Set exercise =
Return all lines that include the string "time".

Stored records =
***
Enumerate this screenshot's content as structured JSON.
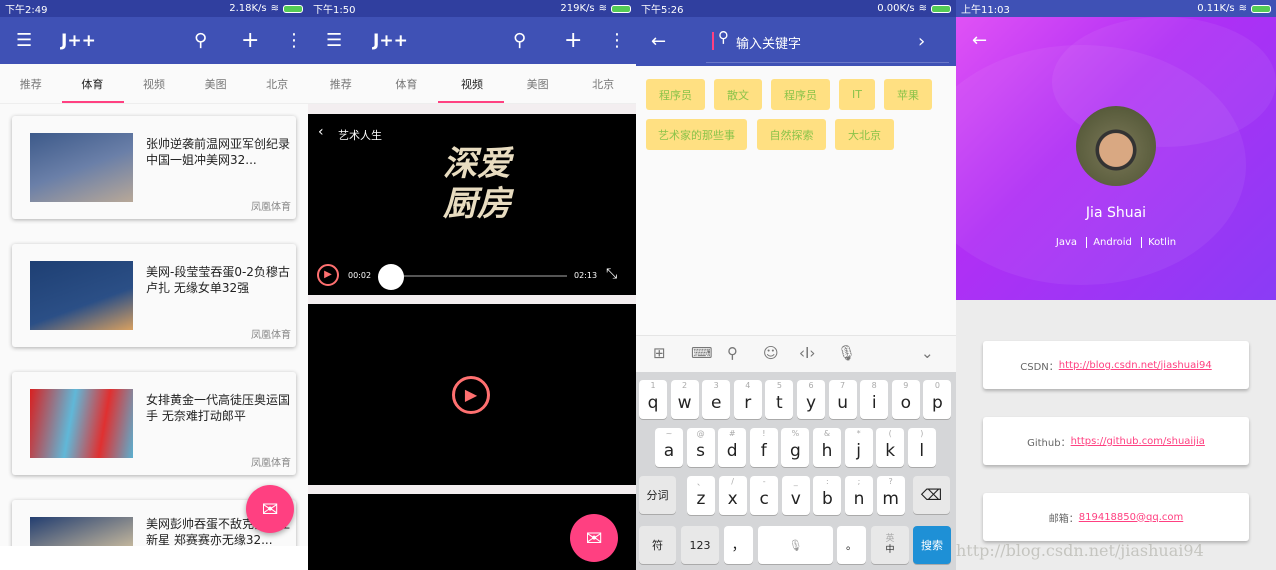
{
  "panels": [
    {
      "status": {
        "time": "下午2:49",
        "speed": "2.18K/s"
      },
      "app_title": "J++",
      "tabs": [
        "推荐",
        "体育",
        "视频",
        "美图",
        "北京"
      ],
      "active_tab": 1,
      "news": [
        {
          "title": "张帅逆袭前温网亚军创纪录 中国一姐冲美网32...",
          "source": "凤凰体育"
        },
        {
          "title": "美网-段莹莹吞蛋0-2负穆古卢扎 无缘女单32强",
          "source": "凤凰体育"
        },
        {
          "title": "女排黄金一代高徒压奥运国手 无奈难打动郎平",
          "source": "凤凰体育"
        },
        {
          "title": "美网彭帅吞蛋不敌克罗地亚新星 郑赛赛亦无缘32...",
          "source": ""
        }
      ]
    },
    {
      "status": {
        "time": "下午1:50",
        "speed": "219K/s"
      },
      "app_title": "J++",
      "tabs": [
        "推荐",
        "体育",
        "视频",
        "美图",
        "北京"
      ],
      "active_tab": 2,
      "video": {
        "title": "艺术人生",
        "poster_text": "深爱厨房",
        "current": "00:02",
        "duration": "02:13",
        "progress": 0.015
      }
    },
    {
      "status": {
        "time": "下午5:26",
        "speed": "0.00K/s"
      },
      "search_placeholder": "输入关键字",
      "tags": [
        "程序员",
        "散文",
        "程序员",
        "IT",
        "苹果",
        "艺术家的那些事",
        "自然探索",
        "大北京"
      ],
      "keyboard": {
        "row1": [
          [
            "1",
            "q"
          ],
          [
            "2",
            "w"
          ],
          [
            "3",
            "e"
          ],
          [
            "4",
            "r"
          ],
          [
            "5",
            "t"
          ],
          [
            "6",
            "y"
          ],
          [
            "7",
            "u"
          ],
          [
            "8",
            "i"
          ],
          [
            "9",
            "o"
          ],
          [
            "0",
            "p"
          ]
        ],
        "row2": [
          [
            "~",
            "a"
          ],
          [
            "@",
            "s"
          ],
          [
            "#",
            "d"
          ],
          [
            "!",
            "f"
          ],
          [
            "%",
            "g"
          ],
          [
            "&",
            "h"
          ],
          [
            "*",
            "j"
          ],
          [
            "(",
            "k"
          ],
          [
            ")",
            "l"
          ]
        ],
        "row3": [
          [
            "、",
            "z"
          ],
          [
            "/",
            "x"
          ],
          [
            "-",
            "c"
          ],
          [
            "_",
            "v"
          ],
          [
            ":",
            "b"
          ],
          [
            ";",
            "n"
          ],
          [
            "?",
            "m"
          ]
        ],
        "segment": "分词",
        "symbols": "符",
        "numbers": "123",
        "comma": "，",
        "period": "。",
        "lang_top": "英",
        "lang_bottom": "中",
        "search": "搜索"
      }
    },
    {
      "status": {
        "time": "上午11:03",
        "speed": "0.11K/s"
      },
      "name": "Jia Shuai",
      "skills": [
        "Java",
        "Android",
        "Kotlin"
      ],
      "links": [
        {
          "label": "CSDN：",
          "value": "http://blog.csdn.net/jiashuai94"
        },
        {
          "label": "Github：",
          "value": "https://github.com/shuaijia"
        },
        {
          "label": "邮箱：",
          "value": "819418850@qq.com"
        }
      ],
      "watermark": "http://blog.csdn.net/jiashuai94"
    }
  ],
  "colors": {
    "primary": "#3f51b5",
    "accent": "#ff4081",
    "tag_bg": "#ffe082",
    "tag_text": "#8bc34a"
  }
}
***
Answer to the exercise =
        "time": "下午2:49",
        "time": "下午1:50",
        "time": "下午5:26",
        "time": "上午11:03",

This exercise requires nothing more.